Requirement :: The material below should be written out in full and exactly; pictures stay out of the copy.

Record list ::
——

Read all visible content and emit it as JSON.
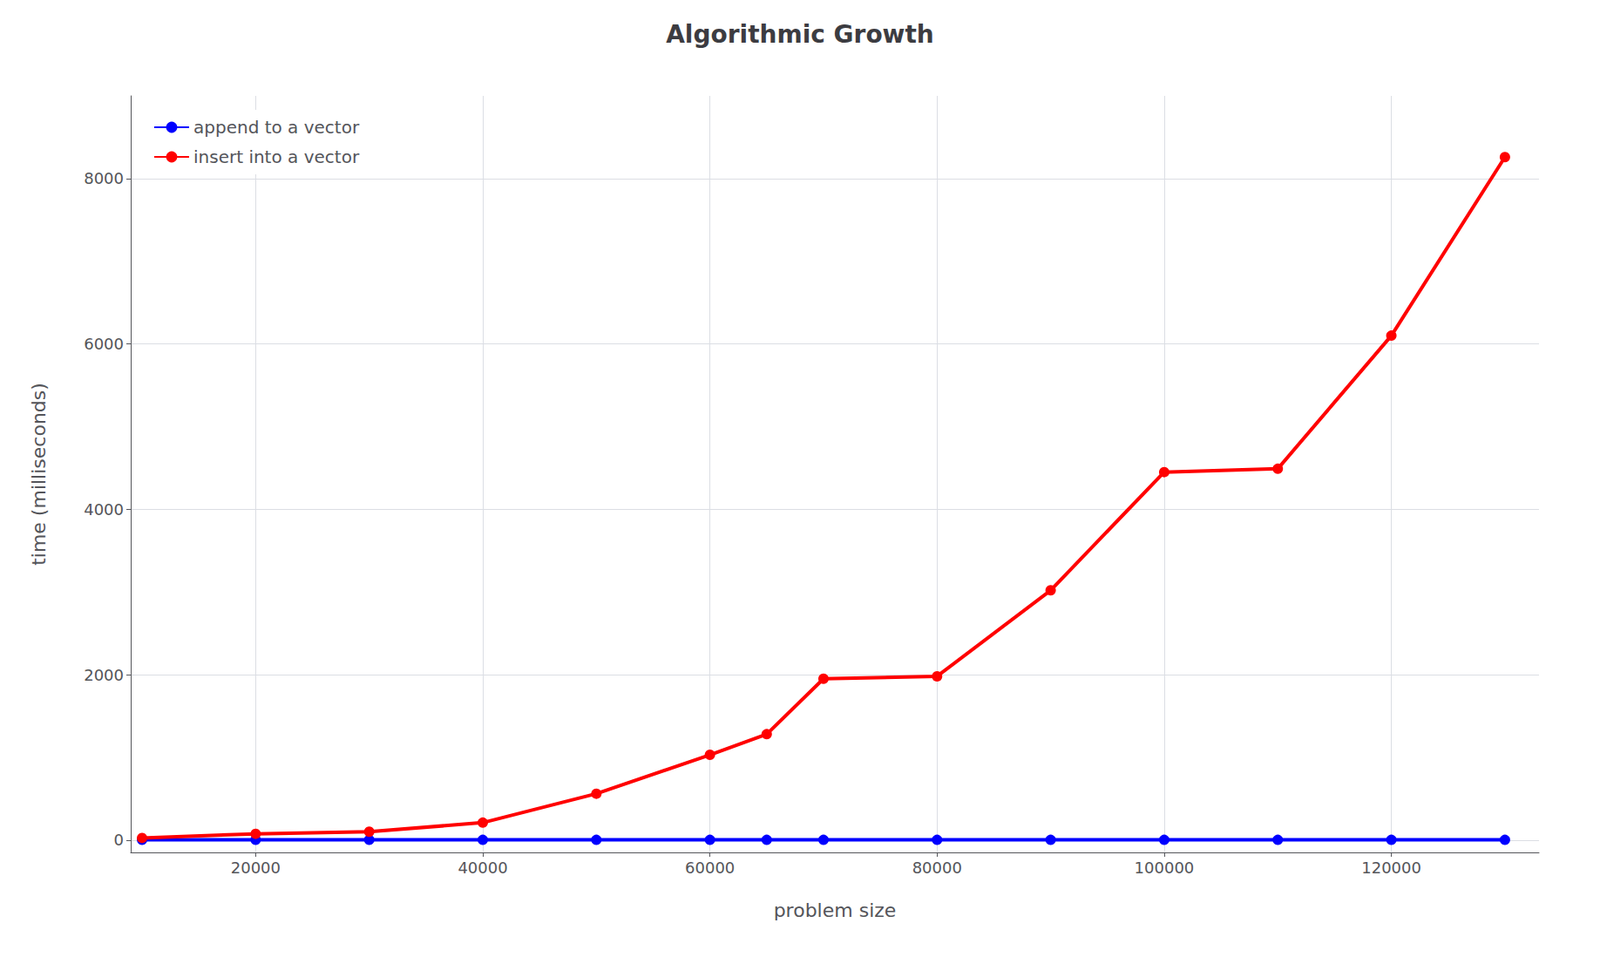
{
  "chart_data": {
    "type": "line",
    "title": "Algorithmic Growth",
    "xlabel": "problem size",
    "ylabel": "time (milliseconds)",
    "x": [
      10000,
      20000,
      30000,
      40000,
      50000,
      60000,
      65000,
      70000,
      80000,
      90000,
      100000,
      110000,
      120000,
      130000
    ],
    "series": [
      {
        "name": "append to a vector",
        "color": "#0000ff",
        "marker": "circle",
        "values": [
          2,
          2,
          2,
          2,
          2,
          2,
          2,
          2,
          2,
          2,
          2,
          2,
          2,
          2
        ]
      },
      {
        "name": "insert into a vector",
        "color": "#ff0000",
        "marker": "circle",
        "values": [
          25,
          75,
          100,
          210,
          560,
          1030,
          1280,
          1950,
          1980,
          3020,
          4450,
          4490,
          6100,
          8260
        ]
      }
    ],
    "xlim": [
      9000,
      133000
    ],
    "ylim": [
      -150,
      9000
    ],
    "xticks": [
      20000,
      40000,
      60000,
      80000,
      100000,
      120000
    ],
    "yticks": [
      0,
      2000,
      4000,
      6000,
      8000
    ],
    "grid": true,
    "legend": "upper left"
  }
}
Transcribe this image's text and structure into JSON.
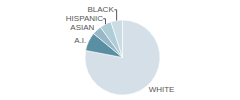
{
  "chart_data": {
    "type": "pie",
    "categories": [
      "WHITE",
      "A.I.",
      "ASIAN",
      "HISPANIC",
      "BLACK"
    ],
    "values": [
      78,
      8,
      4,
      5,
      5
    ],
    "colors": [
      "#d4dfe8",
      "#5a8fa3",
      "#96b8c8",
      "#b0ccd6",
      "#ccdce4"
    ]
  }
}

——

Response below ::
Read all visible content and emit it as JSON.
{
  "chart_data": {
    "type": "line",
    "title": "Algorithmic Growth",
    "xlabel": "problem size",
    "ylabel": "time (milliseconds)",
    "x": [
      10000,
      20000,
      30000,
      40000,
      50000,
      60000,
      65000,
      70000,
      80000,
      90000,
      100000,
      110000,
      120000,
      130000
    ],
    "series": [
      {
        "name": "append to a vector",
        "color": "#0000ff",
        "marker": "circle",
        "values": [
          2,
          2,
          2,
          2,
          2,
          2,
          2,
          2,
          2,
          2,
          2,
          2,
          2,
          2
        ]
      },
      {
        "name": "insert into a vector",
        "color": "#ff0000",
        "marker": "circle",
        "values": [
          25,
          75,
          100,
          210,
          560,
          1030,
          1280,
          1950,
          1980,
          3020,
          4450,
          4490,
          6100,
          8260
        ]
      }
    ],
    "xlim": [
      9000,
      133000
    ],
    "ylim": [
      -150,
      9000
    ],
    "xticks": [
      20000,
      40000,
      60000,
      80000,
      100000,
      120000
    ],
    "yticks": [
      0,
      2000,
      4000,
      6000,
      8000
    ],
    "grid": true,
    "legend": "upper left"
  }
}
Transcribe this image's text and structure into JSON.
{
  "chart_data": {
    "type": "pie",
    "categories": [
      "WHITE",
      "A.I.",
      "ASIAN",
      "HISPANIC",
      "BLACK"
    ],
    "values": [
      78,
      8,
      4,
      5,
      5
    ],
    "colors": [
      "#d4dfe8",
      "#5a8fa3",
      "#96b8c8",
      "#b0ccd6",
      "#ccdce4"
    ]
  }
}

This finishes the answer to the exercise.